▶ _Task requirements_
In the abstract below on bacteria at oil-water interfaces, how long can the oil-water interface in the chip be maintained?

Bacteria interface interactions in \textit{Ecology-on-a-Chip} by holographic microscopy and interferometry

To improve our remediation of oil spills into marine system, one must understand the fate of oil under complex physical, chemical and biological environments. It is found that various processes such as wind, wave, turbulence and currents break oil into suspensions of droplets, in which states consumption by microbial further degrade the oil. Our prior studies show that marine bacteria do not adopt biofilm life style at oil-water interface in comparison to those near a solid substrate. On the contrary, Extracellular Polymer Substance of oily microbial aggregates is easily formed around an oil droplet. This highlights complexities of cell oil interactions at a liquid-liquid interface. To investigate these mechanisms at oil water interface quantitative, we have developed a micro-bioassay consisting of continuous microfluidics with a substrate printed with oil droplet array, namely Ecology-on-a-Chip, and an integrated digital holographic microscopy (DHM) and interferometer (DHI). The oil-water interface can be maintained over days (\textgreater 10 days), suitable for conducting long-term observations. 3D movements of bacteria are tracked by DHM, while the interface morphology are measured by DHI at 10nm. The system is applied to \textit{Pseudomonas} sp. (PS62) near crude-water interface and \textit{Escherichia coli} (AW405) at hexadecane-water interface subject to low surface tension. The 3D motility, attachment, detachment and dispersion of cells as well as motility induced interface change are discussed.

▶ _Dataset content_
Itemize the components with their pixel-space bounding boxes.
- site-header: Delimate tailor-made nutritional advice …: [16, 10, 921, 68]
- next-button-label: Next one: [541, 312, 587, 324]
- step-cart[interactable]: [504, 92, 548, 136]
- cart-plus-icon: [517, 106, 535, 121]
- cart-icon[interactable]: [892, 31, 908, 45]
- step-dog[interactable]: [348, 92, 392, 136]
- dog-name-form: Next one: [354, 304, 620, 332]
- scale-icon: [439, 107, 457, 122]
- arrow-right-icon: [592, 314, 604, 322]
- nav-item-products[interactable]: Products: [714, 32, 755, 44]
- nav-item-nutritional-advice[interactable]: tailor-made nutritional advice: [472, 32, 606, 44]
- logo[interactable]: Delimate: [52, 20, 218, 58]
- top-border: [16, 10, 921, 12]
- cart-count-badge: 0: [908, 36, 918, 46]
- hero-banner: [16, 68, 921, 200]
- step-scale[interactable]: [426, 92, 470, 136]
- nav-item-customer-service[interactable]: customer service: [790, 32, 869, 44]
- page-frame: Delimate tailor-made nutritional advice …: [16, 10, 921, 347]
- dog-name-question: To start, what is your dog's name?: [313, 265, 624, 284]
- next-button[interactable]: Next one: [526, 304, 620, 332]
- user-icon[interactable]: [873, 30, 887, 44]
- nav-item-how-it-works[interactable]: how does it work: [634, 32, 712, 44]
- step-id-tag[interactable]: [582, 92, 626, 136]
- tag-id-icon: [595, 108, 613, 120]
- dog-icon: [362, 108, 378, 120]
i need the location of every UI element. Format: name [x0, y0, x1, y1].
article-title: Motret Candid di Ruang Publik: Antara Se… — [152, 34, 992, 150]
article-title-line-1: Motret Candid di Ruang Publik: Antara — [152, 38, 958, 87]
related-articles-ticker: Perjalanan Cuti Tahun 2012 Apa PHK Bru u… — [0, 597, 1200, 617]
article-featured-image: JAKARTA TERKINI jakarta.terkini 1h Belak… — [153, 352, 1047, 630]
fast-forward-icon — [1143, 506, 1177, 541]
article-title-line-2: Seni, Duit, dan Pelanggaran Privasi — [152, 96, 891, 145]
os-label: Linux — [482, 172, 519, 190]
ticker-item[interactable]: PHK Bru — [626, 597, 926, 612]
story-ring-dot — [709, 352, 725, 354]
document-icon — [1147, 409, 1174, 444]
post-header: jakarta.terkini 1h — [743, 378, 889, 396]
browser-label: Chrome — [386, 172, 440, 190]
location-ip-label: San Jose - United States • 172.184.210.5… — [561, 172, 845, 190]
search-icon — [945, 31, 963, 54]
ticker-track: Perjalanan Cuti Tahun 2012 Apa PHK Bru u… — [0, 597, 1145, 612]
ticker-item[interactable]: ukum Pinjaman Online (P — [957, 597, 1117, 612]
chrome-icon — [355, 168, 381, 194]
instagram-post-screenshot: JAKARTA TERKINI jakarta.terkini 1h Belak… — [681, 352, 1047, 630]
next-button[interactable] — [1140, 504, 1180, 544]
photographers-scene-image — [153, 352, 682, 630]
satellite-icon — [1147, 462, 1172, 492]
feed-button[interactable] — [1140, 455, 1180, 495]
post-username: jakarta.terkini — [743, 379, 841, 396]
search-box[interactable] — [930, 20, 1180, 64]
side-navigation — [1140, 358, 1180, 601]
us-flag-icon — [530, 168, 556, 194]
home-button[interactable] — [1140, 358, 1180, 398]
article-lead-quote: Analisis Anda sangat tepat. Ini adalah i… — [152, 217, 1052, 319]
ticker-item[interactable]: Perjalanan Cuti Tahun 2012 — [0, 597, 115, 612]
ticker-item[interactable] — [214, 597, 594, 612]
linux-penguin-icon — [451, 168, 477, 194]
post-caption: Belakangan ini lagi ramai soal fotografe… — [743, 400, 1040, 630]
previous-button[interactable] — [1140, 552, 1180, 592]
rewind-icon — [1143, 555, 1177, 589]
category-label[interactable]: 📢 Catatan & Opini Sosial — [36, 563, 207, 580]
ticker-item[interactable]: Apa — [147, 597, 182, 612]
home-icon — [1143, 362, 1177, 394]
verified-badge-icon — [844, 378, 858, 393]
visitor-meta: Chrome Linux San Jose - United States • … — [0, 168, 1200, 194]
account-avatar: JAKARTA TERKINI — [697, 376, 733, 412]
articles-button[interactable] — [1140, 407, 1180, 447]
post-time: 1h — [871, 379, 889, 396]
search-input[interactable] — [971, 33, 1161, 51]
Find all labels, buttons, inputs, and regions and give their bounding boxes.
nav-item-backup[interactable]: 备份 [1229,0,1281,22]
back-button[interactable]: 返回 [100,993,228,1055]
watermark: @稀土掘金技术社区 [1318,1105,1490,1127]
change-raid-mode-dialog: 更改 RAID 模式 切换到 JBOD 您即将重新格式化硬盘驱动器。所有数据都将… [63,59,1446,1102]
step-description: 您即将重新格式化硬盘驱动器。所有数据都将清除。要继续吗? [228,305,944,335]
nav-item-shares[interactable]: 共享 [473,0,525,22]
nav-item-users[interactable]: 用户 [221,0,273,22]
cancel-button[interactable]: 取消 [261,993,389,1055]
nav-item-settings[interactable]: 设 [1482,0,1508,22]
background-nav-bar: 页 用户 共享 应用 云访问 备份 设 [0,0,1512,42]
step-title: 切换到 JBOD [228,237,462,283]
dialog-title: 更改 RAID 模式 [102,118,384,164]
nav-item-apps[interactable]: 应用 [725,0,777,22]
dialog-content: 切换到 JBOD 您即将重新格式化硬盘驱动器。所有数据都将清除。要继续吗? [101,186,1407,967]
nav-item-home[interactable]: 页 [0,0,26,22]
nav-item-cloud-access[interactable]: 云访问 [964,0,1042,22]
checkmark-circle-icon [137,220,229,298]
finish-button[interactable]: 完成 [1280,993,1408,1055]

▶ _Exercise response_
Over days, more than 10 days.